● **WHAT YOU SHOULD DO**
Update the data from its first line through the line that contains "corner-tick — [30, 0, 36, 3]", changing "page-heading" to "page-title" and leaving everything else unchanged.

(Element location data)
________

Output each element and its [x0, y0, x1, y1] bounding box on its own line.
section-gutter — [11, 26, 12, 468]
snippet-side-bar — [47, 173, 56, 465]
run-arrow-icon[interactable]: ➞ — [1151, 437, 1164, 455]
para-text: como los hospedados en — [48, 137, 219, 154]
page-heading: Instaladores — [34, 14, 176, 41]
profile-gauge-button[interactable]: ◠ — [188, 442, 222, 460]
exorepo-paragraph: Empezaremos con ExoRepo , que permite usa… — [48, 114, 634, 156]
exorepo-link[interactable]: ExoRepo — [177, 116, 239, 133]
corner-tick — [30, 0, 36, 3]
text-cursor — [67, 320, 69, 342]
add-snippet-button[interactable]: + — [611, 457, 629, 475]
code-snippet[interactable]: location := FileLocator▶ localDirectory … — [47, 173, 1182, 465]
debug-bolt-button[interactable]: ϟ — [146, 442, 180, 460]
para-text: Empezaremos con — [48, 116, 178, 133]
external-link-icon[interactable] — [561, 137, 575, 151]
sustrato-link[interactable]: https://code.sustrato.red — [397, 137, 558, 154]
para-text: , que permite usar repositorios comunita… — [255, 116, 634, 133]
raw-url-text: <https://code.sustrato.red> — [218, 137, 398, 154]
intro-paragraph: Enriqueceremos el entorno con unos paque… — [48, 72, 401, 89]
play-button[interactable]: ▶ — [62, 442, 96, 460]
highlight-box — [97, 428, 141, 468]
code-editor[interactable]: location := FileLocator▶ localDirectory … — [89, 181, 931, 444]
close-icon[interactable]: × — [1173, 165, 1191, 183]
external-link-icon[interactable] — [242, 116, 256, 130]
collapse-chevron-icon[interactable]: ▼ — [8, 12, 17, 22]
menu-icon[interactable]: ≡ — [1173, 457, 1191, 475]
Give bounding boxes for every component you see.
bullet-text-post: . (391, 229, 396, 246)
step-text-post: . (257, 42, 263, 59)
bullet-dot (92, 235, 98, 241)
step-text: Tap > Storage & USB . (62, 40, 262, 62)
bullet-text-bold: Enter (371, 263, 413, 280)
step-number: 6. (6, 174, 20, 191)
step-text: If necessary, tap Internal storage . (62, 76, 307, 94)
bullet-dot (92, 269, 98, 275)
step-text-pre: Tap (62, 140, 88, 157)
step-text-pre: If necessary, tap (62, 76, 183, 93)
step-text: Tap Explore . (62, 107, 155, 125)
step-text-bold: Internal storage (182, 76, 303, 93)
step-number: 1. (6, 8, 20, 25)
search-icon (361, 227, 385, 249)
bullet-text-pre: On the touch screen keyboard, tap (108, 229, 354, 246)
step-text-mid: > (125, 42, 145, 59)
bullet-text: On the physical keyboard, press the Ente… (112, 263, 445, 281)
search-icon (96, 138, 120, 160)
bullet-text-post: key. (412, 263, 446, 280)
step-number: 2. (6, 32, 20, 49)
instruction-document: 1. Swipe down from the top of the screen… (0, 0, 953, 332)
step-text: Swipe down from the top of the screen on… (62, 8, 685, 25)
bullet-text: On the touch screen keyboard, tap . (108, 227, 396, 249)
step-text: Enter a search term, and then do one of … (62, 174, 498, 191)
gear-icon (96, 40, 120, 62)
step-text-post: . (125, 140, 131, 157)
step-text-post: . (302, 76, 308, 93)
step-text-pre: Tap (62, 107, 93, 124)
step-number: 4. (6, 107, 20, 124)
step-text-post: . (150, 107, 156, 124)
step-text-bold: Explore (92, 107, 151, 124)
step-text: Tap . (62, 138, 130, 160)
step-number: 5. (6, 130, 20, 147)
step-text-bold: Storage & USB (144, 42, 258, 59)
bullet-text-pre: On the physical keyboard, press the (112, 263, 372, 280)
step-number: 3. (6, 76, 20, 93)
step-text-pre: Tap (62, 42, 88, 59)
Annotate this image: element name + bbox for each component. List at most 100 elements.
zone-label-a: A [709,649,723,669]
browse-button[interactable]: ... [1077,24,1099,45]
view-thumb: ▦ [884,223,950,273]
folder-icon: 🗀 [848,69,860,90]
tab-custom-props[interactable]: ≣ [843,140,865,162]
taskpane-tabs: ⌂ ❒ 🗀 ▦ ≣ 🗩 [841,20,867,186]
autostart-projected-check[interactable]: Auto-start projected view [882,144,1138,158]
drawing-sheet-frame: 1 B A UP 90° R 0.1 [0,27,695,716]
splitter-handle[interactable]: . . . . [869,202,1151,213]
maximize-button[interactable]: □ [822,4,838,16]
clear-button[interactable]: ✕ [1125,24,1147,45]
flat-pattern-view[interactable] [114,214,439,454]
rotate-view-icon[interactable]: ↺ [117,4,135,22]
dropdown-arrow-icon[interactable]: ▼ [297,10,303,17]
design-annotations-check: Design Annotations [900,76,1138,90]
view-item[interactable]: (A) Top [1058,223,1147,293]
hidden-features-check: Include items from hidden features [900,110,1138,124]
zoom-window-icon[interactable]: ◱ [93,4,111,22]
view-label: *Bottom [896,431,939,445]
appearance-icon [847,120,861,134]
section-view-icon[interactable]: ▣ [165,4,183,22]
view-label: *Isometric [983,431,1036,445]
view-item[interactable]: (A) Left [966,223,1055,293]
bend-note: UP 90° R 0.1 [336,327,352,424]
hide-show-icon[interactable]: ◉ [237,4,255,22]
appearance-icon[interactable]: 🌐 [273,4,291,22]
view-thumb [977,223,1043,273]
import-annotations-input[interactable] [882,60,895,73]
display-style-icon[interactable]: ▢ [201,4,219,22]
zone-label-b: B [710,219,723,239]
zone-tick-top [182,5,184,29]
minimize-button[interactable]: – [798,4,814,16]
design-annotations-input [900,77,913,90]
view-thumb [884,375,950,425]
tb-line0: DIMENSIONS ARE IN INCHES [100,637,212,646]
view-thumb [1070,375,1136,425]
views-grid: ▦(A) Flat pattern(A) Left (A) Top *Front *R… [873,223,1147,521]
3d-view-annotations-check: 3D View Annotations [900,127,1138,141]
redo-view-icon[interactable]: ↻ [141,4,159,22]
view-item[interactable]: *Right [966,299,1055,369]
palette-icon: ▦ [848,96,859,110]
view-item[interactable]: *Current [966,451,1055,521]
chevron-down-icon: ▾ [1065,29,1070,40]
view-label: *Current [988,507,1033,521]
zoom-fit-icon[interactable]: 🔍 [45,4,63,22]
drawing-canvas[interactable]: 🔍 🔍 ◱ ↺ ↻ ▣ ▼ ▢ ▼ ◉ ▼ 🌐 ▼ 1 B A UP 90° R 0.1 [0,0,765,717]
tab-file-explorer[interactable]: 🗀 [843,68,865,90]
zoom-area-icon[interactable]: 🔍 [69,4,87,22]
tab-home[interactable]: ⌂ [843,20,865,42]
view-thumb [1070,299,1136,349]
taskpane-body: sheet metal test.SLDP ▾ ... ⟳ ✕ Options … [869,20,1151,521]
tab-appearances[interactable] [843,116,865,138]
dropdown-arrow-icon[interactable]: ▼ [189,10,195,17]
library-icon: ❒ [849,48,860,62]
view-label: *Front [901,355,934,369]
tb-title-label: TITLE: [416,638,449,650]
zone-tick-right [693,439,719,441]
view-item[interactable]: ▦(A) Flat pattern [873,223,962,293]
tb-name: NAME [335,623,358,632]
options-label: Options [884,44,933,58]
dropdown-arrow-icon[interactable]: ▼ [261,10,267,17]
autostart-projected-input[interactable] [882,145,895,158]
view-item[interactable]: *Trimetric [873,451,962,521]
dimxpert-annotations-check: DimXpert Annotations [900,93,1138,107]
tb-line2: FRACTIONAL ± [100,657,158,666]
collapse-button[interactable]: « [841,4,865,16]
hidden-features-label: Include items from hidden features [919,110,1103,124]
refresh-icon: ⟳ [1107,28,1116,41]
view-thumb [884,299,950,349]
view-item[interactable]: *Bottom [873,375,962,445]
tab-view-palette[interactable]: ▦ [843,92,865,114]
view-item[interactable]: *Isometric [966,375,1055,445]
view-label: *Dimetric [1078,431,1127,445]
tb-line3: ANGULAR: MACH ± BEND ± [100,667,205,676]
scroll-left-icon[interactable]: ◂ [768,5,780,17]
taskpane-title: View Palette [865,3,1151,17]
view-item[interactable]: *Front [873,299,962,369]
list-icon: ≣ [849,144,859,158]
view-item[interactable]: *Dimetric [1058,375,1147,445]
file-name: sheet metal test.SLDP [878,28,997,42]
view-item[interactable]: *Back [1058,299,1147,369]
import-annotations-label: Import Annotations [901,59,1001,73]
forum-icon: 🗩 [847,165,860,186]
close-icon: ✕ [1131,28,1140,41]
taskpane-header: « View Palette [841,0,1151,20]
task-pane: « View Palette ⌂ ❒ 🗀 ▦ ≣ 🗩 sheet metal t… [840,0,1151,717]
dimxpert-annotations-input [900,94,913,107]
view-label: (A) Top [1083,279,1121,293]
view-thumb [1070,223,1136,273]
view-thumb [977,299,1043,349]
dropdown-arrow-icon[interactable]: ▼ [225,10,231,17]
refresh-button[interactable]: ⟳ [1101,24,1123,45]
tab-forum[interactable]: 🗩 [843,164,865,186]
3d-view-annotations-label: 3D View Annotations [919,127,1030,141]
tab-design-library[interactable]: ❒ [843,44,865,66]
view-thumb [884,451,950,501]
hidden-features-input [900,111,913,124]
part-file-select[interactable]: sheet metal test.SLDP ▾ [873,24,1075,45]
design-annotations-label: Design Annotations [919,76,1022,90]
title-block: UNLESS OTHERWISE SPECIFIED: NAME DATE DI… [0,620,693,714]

________

● **RESULT FOR THIS EXERCISE**
Output each element and its [x0, y0, x1, y1] bounding box on its own line.
section-gutter — [11, 26, 12, 468]
snippet-side-bar — [47, 173, 56, 465]
run-arrow-icon[interactable]: ➞ — [1151, 437, 1164, 455]
para-text: como los hospedados en — [48, 137, 219, 154]
page-title: Instaladores — [34, 14, 176, 41]
profile-gauge-button[interactable]: ◠ — [188, 442, 222, 460]
exorepo-paragraph: Empezaremos con ExoRepo , que permite usa… — [48, 114, 634, 156]
exorepo-link[interactable]: ExoRepo — [177, 116, 239, 133]
corner-tick — [30, 0, 36, 3]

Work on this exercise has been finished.